TO DO.
Which abbreviations in the text on olfactory local neurons appear in a plural form ending in a lowercase "s"?

During the second larval instar stage (between 24 h and 48 h ALH), an alteration in proliferation competence appears to occur in the lNb, and production of uniglomerular lPNs is initiated along with the ongoing and continuing production of LNs in this lineage. It is noteworthy that in the adult brain, cell bodies of the early born LNs were markedly larger in size than those of the lPNs (compare cells marked with pink and yellow asterisks in Figure 3B). Previous reports have demonstrated that in several Nb lineages, the early born neurons are significantly larger in size than their later born siblings, and it will now be important to determine if the temporal series of transcription factors regulates this and other key events in LN and lPN development in the lNb lineage .
Morphological diversity of LNs
LNs are important elements in the olfactory system; they interconnect glomeruli in the antennal lobe and have specific roles in modifying the information flow between ORNs and PNs [22–24, 45]. An appreciation of their morphological complexity and diversity can be attained by using GAL4 lines to selectively label these neurons either as populations or, in combination with MARCM techniques, as single-cell and double-cell clones. When large populations of LNs are targeted, these labelling techniques show that ensembles of LNs establish dense dendritic arborisations throughout the antennal lobes.
When individual LNs are labelled, complex arbors throughout the olfactory glomeruli are also observed in many cases, underlining the multiglomerular nature of specific LNs. However, labelling of individual neurons also clearly reveals a hitherto unexpected degree of morphological diversity of LNs. Thus, careful examination of the extent of the dendritic arbors of single LNs shows that there are at least two different types of multiglomerular LNs. Moreover, many examples of oligoglomerular LNs manifesting different degrees of innervations of restricted sets of glomeruli as well as LNs with ipsilateral and contralateral innervations have now been found.
The remarkable morphological diversity of LNs, together with the fact that LNs express different neurotransmitters, implies that this cell type might play important roles in olfactory information processing that were not appreciated in earlier studies. This notion, together with the possibility that the innervation of individual LNs might be much more variable than currently assumed, will be important areas for further studies.

Stored entries
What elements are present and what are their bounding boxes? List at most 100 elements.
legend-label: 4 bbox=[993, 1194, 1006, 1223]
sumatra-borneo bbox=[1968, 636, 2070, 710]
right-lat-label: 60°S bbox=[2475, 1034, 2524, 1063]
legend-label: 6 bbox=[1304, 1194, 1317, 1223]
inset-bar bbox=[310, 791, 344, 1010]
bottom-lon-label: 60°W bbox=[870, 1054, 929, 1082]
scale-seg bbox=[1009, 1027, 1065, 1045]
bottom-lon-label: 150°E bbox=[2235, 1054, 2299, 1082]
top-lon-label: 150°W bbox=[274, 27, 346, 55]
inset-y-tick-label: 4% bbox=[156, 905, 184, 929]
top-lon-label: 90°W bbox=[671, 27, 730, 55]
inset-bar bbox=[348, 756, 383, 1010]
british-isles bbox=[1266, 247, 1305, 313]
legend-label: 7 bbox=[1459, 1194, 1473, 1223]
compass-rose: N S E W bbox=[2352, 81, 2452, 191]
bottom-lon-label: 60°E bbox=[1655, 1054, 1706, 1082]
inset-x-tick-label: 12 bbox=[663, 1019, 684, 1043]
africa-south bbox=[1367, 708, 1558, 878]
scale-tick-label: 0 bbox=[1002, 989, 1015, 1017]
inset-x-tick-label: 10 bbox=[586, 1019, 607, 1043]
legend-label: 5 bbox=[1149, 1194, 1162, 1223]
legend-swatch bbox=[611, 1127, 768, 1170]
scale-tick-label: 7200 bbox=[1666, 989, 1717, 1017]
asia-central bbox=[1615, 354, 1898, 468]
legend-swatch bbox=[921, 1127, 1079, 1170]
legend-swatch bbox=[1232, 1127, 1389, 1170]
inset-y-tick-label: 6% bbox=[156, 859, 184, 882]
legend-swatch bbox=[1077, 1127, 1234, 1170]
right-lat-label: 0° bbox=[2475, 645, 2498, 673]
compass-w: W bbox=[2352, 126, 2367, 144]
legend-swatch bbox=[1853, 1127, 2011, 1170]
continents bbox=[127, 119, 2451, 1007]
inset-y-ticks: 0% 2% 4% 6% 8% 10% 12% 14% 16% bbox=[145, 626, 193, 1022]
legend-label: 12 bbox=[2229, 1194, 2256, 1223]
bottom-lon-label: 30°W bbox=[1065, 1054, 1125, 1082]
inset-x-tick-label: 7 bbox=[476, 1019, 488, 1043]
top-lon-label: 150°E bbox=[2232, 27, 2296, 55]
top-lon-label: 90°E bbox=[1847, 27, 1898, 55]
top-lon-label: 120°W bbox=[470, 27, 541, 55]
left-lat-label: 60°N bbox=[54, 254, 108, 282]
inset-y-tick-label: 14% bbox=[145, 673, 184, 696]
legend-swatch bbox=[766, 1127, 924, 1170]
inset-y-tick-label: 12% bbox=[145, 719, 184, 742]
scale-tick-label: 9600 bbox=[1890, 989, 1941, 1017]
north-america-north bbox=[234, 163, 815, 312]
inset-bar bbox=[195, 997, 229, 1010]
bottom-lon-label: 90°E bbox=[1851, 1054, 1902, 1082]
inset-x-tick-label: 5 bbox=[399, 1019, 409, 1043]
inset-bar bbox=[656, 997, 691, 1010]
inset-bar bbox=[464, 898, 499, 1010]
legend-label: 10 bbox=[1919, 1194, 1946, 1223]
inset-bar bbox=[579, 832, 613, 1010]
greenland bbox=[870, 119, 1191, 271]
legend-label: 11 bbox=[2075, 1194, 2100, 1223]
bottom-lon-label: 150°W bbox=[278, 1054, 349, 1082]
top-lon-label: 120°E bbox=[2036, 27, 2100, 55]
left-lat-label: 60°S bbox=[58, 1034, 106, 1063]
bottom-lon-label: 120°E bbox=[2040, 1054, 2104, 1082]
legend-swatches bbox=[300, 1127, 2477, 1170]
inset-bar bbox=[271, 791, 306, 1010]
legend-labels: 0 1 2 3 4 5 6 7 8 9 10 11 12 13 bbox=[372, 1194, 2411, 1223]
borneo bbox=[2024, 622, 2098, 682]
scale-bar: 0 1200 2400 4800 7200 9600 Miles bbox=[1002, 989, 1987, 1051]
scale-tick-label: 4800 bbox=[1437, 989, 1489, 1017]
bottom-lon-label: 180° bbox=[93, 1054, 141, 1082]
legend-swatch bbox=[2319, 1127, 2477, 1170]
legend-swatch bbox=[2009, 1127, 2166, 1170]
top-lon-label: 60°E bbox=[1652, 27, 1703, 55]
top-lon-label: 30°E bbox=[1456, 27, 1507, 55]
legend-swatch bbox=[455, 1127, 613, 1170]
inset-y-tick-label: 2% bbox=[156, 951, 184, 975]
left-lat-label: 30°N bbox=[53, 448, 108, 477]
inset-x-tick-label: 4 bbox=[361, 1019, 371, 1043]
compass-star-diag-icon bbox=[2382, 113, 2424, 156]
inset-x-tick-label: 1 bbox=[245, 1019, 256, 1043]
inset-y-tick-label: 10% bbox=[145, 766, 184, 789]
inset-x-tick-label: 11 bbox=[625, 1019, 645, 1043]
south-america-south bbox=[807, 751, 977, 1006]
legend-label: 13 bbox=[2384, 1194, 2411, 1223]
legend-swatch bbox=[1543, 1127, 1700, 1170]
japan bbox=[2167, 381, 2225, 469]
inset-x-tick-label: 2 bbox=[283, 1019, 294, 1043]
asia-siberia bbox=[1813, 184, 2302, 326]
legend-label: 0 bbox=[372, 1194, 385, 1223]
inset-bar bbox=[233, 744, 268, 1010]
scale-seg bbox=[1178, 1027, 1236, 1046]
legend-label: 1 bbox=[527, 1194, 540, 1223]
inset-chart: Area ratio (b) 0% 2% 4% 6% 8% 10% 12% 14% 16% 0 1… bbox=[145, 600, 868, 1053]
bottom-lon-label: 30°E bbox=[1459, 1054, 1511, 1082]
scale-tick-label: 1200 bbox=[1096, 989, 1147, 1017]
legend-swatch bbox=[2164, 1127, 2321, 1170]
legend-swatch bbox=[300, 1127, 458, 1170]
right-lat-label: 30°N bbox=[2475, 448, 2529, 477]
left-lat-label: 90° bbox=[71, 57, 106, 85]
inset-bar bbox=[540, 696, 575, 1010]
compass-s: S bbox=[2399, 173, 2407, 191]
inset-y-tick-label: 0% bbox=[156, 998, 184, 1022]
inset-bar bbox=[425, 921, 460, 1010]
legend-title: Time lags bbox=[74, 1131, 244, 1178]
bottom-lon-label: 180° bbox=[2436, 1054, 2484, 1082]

ANSWER FOR THE TASK.
LNs, lPNs, ORNs, PNs